*TASK GOAL*: Locate every line in the records below that contains the word "name", and copy each one.

[Raw records]
☆ ☆ ☆ ☆ ☆
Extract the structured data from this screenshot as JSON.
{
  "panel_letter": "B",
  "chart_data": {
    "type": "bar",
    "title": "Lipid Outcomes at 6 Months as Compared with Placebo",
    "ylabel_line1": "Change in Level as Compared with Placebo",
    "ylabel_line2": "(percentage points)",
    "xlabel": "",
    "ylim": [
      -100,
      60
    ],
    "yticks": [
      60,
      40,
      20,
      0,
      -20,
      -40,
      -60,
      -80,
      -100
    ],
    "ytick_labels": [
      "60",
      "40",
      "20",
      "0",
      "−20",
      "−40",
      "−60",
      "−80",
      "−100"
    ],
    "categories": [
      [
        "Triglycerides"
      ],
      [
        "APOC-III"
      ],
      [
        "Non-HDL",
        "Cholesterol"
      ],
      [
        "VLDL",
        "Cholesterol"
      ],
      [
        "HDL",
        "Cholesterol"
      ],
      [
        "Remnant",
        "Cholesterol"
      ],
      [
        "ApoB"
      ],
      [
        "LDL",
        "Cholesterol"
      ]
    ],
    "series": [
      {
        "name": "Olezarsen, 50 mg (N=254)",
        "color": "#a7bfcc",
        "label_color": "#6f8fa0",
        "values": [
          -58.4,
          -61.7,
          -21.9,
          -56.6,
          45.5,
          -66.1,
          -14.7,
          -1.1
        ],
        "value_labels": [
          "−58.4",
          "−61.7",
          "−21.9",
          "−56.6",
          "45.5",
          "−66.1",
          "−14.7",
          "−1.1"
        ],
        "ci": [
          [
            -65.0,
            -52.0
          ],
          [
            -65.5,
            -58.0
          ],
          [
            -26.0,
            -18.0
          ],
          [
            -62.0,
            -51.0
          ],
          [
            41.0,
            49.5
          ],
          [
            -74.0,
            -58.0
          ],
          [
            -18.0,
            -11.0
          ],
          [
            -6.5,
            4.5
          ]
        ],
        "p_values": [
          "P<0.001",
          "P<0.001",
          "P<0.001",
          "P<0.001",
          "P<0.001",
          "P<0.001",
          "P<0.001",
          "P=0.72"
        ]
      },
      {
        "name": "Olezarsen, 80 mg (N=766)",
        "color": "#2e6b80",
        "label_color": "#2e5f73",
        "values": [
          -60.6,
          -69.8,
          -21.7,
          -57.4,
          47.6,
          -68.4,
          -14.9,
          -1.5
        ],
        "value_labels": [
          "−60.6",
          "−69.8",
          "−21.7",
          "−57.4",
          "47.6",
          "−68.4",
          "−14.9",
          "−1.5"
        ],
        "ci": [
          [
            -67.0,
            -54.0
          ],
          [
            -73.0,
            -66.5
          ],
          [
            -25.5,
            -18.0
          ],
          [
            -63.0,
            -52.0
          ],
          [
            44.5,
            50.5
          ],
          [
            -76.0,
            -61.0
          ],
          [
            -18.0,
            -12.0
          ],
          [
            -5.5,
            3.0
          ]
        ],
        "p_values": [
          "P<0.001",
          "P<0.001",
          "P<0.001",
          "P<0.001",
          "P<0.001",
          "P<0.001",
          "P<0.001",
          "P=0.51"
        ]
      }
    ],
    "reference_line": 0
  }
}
☆ ☆ ☆ ☆ ☆
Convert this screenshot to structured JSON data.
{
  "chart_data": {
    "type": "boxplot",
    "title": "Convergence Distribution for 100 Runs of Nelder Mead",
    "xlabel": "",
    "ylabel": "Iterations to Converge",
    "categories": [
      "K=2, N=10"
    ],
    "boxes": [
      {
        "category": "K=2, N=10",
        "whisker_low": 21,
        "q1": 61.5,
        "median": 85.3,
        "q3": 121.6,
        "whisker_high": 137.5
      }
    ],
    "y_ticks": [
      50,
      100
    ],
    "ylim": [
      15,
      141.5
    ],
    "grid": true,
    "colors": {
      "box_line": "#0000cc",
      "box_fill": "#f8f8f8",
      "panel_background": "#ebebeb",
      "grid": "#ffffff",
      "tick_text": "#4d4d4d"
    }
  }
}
☆ ☆ ☆ ☆ ☆
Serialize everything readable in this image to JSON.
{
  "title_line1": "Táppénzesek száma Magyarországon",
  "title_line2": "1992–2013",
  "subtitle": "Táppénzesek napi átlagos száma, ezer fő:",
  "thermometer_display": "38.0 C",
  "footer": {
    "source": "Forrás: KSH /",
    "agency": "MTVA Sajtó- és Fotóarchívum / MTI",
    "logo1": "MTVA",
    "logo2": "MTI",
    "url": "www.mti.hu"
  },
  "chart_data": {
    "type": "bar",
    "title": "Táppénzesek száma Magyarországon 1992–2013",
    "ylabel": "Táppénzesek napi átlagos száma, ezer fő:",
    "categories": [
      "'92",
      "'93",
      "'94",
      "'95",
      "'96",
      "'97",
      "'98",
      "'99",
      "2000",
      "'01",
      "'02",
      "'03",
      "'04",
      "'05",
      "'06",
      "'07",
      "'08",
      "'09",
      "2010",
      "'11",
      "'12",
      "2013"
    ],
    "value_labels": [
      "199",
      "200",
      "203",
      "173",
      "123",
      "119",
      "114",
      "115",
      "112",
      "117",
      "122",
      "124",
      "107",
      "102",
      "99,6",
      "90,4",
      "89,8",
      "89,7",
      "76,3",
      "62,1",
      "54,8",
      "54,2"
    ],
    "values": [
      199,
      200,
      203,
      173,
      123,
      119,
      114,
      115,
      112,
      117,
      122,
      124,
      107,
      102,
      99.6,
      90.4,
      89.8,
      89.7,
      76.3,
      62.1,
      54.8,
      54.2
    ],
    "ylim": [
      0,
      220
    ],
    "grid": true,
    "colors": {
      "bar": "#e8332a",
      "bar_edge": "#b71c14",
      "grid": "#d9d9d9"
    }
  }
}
☆ ☆ ☆ ☆ ☆
*RESPONSE TO THIS TASK*:
        "name": "Olezarsen, 50 mg (N=254)",
        "name": "Olezarsen, 80 mg (N=766)",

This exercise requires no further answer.